[Task goal] Filter for the word "target" and keep each matching line.

------ Supplied data ------

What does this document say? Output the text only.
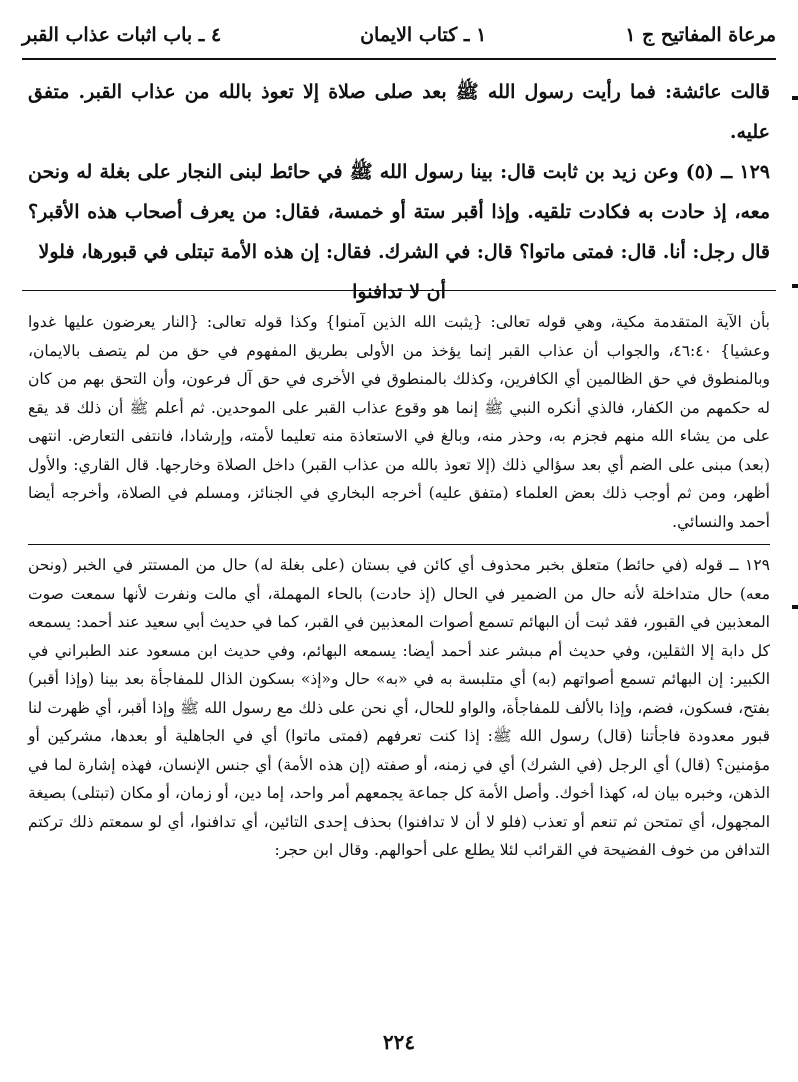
مرعاة المفاتيح ج ١
١ ـ كتاب الايمان
٤ ـ باب اثبات عذاب القبر

قالت عائشة: فما رأيت رسول الله ﷺ بعد صلى صلاة إلا تعوذ بالله من عذاب القبر. متفق عليه.

١٢٩ ــ (٥) وعن زيد بن ثابت قال: بينا رسول الله ﷺ في حائط لبنى النجار على بغلة له ونحن معه، إذ حادت به فكادت تلقيه. وإذا أقبر ستة أو خمسة، فقال: من يعرف أصحاب هذه الأقبر؟ قال رجل: أنا. قال: فمتى ماتوا؟ قال: في الشرك. فقال: إن هذه الأمة تبتلى في قبورها، فلولا

أن لا تدافنوا

بأن الآية المتقدمة مكية، وهي قوله تعالى: {يثبت الله الذين آمنوا} وكذا قوله تعالى: {النار يعرضون عليها غدوا وعشيا} ٤٦:٤٠، والجواب أن عذاب القبر إنما يؤخذ من الأولى بطريق المفهوم في حق من لم يتصف بالايمان، وبالمنطوق في حق الظالمين أي الكافرين، وكذلك بالمنطوق في الأخرى في حق آل فرعون، وأن التحق بهم من كان له حكمهم من الكفار، فالذي أنكره النبي ﷺ إنما هو وقوع عذاب القبر على الموحدين. ثم أعلم ﷺ أن ذلك قد يقع على من يشاء الله منهم فجزم به، وحذر منه، وبالغ في الاستعاذة منه تعليما لأمته، وإرشادا، فانتفى التعارض. انتهى (بعد) مبنى على الضم أي بعد سؤالي ذلك (إلا تعوذ بالله من عذاب القبر) داخل الصلاة وخارجها. قال القاري: والأول أظهر، ومن ثم أوجب ذلك بعض العلماء (متفق عليه) أخرجه البخاري في الجنائز، ومسلم في الصلاة، وأخرجه أيضا أحمد والنسائي.

١٢٩ ــ قوله (في حائط) متعلق بخبر محذوف أي كائن في بستان (على بغلة له) حال من المستتر في الخبر (ونحن معه) حال متداخلة لأنه حال من الضمير في الحال (إذ حادت) بالحاء المهملة، أي مالت ونفرت لأنها سمعت صوت المعذبين في القبور، فقد ثبت أن البهائم تسمع أصوات المعذبين في القبر، كما في حديث أبي سعيد عند أحمد: يسمعه كل دابة إلا الثقلين، وفي حديث أم مبشر عند أحمد أيضا: يسمعه البهائم، وفي حديث ابن مسعود عند الطبراني في الكبير: إن البهائم تسمع أصواتهم (به) أي متلبسة به في «به» حال و«إذ» بسكون الذال للمفاجأة بعد بينا (وإذا أقبر) بفتح، فسكون، فضم، وإذا بالألف للمفاجأة، والواو للحال، أي نحن على ذلك مع رسول الله ﷺ وإذا أقبر، أي ظهرت لنا قبور معدودة فاجأتنا (قال) رسول الله ﷺ: إذا كنت تعرفهم (فمتى ماتوا) أي في الجاهلية أو بعدها، مشركين أو مؤمنين؟ (قال) أي الرجل (في الشرك) أي في زمنه، أو صفته (إن هذه الأمة) أي جنس الإنسان، فهذه إشارة لما في الذهن، وخبره بيان له، كهذا أخوك. وأصل الأمة كل جماعة يجمعهم أمر واحد، إما دين، أو زمان، أو مكان (تبتلى) بصيغة المجهول، أي تمتحن ثم تنعم أو تعذب (فلو لا أن لا تدافنوا) بحذف إحدى التائين، أي تدافنوا، أي لو سمعتم ذلك تركتم التدافن من خوف الفضيحة في القرائب لئلا يطلع على أحوالهم. وقال ابن حجر:

٢٢٤
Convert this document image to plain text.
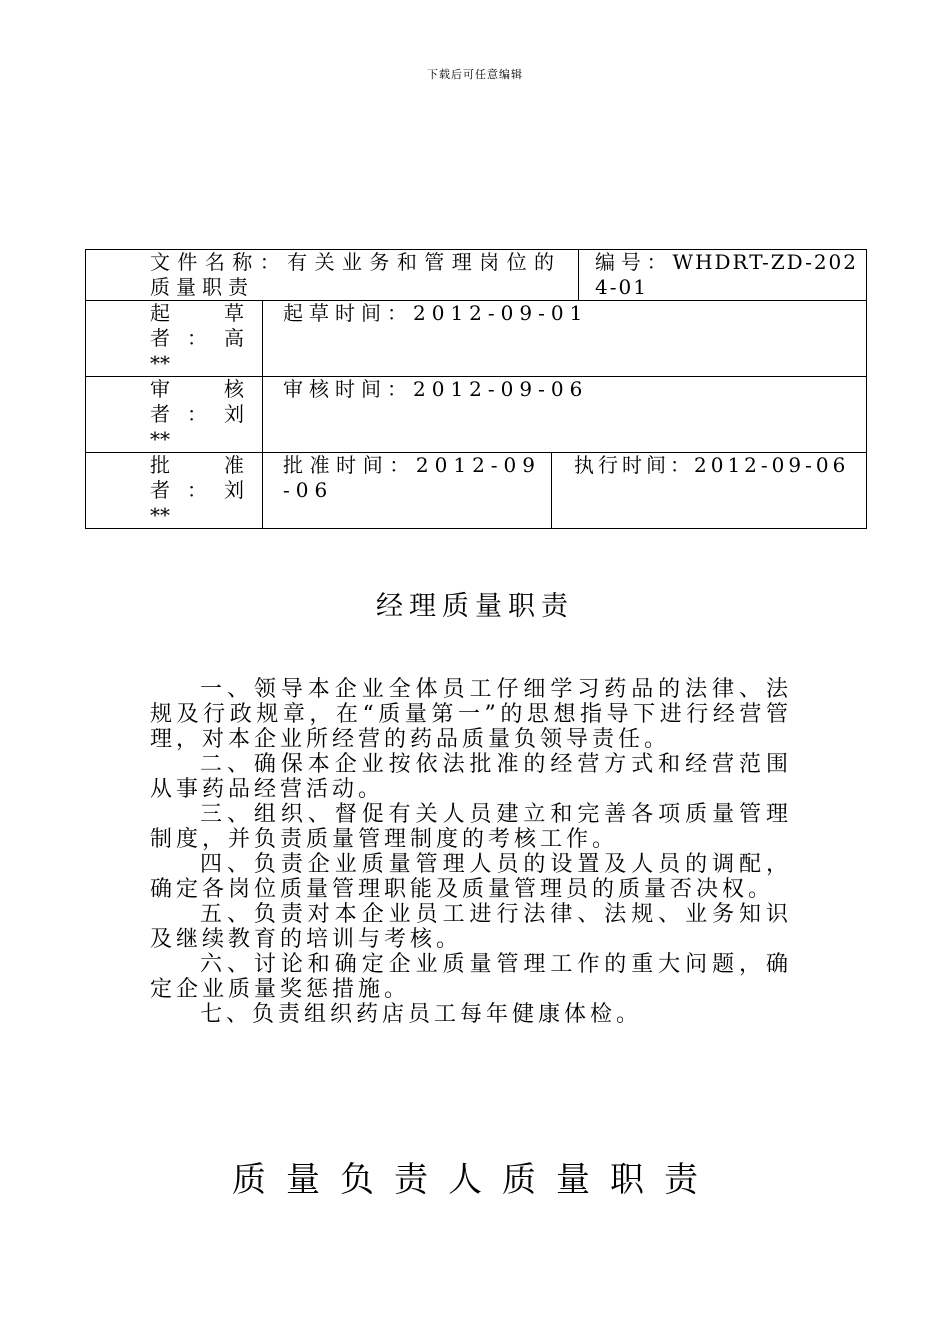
下载后可任意编辑
文件名称：有关业务和管理岗位的质量职责			编号：WHDRT-ZD-2024-01

起　草
者：高
**	起草时间：2012-09-01		

审　核
者：刘
**	审核时间：2012-09-06		

批　准
者：刘
**	批准时间：2012-09-06	执行时间：2012-09-06	
经理质量职责

一、领导本企业全体员工仔细学习药品的法律、法规及行政规章，在“质量第一”的思想指导下进行经营管理，对本企业所经营的药品质量负领导责任。

二、确保本企业按依法批准的经营方式和经营范围从事药品经营活动。

三、组织、督促有关人员建立和完善各项质量管理制度，并负责质量管理制度的考核工作。

四、负责企业质量管理人员的设置及人员的调配，确定各岗位质量管理职能及质量管理员的质量否决权。

五、负责对本企业员工进行法律、法规、业务知识及继续教育的培训与考核。

六、讨论和确定企业质量管理工作的重大问题，确定企业质量奖惩措施。

七、负责组织药店员工每年健康体检。

质量负责人质量职责
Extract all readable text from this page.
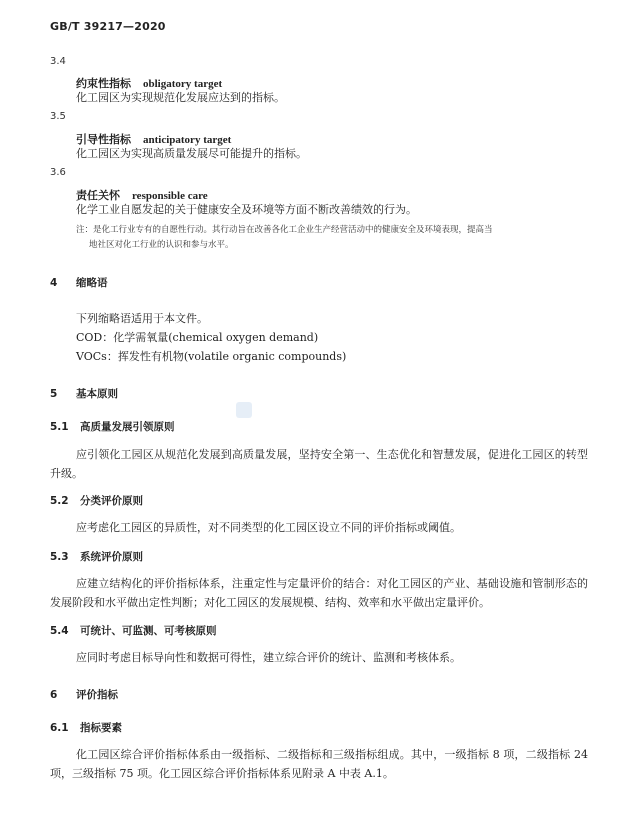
GB/T 39217—2020
3.4
约束性指标 obligatory target
化工园区为实现规范化发展应达到的指标。
3.5
引导性指标 anticipatory target
化工园区为实现高质量发展尽可能提升的指标。
3.6
责任关怀 responsible care
化学工业自愿发起的关于健康安全及环境等方面不断改善绩效的行为。
注：是化工行业专有的自愿性行动。其行动旨在改善各化工企业生产经营活动中的健康安全及环境表现，提高当
地社区对化工行业的认识和参与水平。
4 缩略语
下列缩略语适用于本文件。
COD：化学需氧量(chemical oxygen demand)
VOCs：挥发性有机物(volatile organic compounds)
5 基本原则
5.1 高质量发展引领原则
应引领化工园区从规范化发展到高质量发展，坚持安全第一、生态优化和智慧发展，促进化工园区的转型升级。
5.2 分类评价原则
应考虑化工园区的异质性，对不同类型的化工园区设立不同的评价指标或阈值。
5.3 系统评价原则
应建立结构化的评价指标体系，注重定性与定量评价的结合：对化工园区的产业、基础设施和管制形态的发展阶段和水平做出定性判断；对化工园区的发展规模、结构、效率和水平做出定量评价。
5.4 可统计、可监测、可考核原则
应同时考虑目标导向性和数据可得性，建立综合评价的统计、监测和考核体系。
6 评价指标
6.1 指标要素
化工园区综合评价指标体系由一级指标、二级指标和三级指标组成。其中，一级指标 8 项，二级指标 24 项，三级指标 75 项。化工园区综合评价指标体系见附录 A 中表 A.1。
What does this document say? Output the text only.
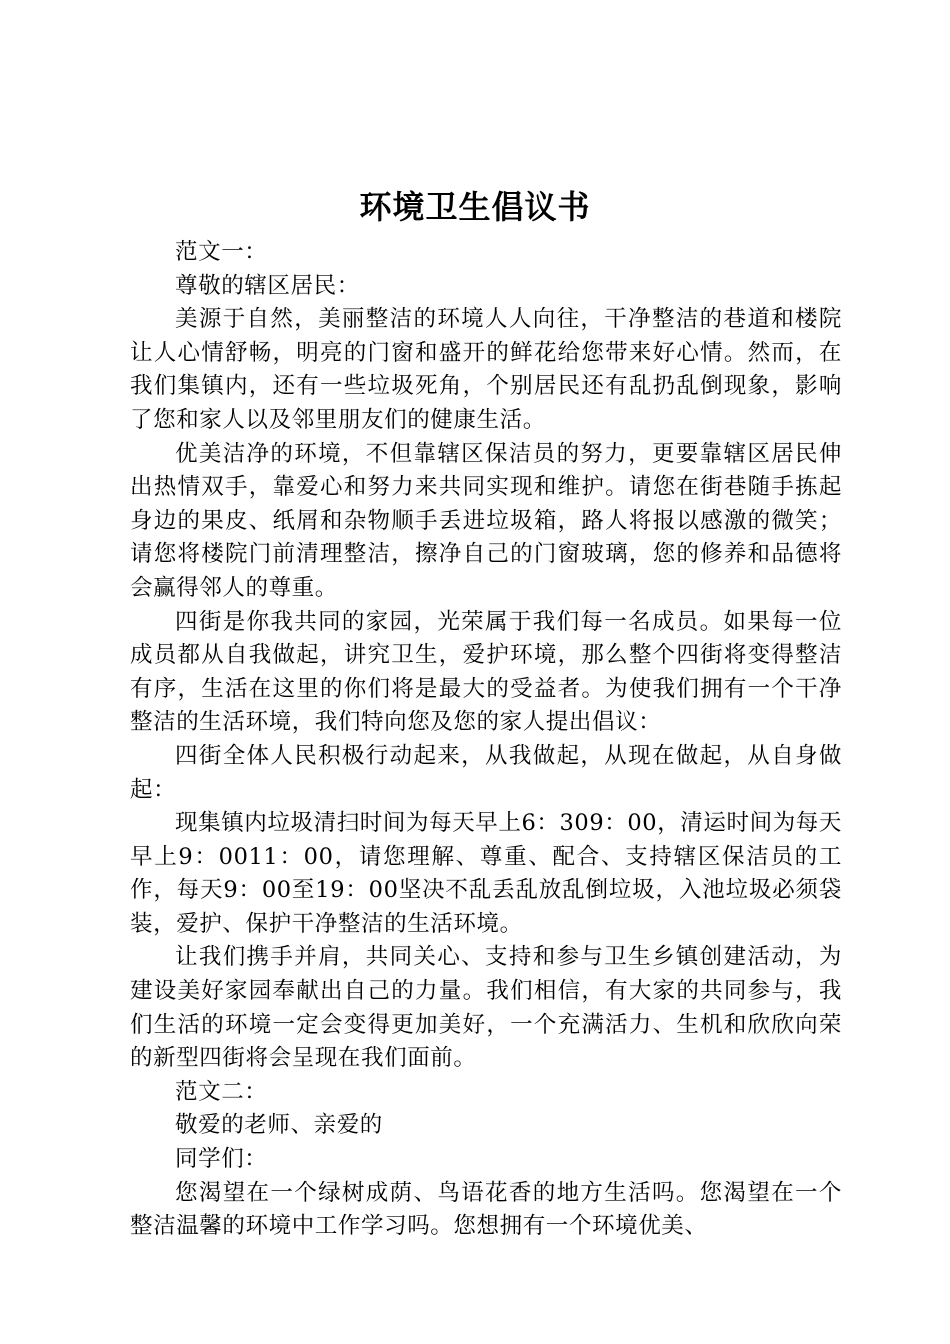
环境卫生倡议书

范文一：

尊敬的辖区居民：

美源于自然，美丽整洁的环境人人向往，干净整洁的巷道和楼院让人心情舒畅，明亮的门窗和盛开的鲜花给您带来好心情。然而，在我们集镇内，还有一些垃圾死角，个别居民还有乱扔乱倒现象，影响了您和家人以及邻里朋友们的健康生活。

优美洁净的环境，不但靠辖区保洁员的努力，更要靠辖区居民伸出热情双手，靠爱心和努力来共同实现和维护。请您在街巷随手拣起身边的果皮、纸屑和杂物顺手丢进垃圾箱，路人将报以感激的微笑；请您将楼院门前清理整洁，擦净自己的门窗玻璃，您的修养和品德将会赢得邻人的尊重。

四街是你我共同的家园，光荣属于我们每一名成员。如果每一位成员都从自我做起，讲究卫生，爱护环境，那么整个四街将变得整洁有序，生活在这里的你们将是最大的受益者。为使我们拥有一个干净整洁的生活环境，我们特向您及您的家人提出倡议：

四街全体人民积极行动起来，从我做起，从现在做起，从自身做起：

现集镇内垃圾清扫时间为每天早上6：309：00，清运时间为每天早上9：0011：00，请您理解、尊重、配合、支持辖区保洁员的工作，每天9：00至19：00坚决不乱丢乱放乱倒垃圾，入池垃圾必须袋装，爱护、保护干净整洁的生活环境。

让我们携手并肩，共同关心、支持和参与卫生乡镇创建活动，为建设美好家园奉献出自己的力量。我们相信，有大家的共同参与，我们生活的环境一定会变得更加美好，一个充满活力、生机和欣欣向荣的新型四街将会呈现在我们面前。

范文二：

敬爱的老师、亲爱的

同学们：

您渴望在一个绿树成荫、鸟语花香的地方生活吗。您渴望在一个整洁温馨的环境中工作学习吗。您想拥有一个环境优美、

------

[Task answer]
约束性指标 obligatory target
引导性指标 anticipatory target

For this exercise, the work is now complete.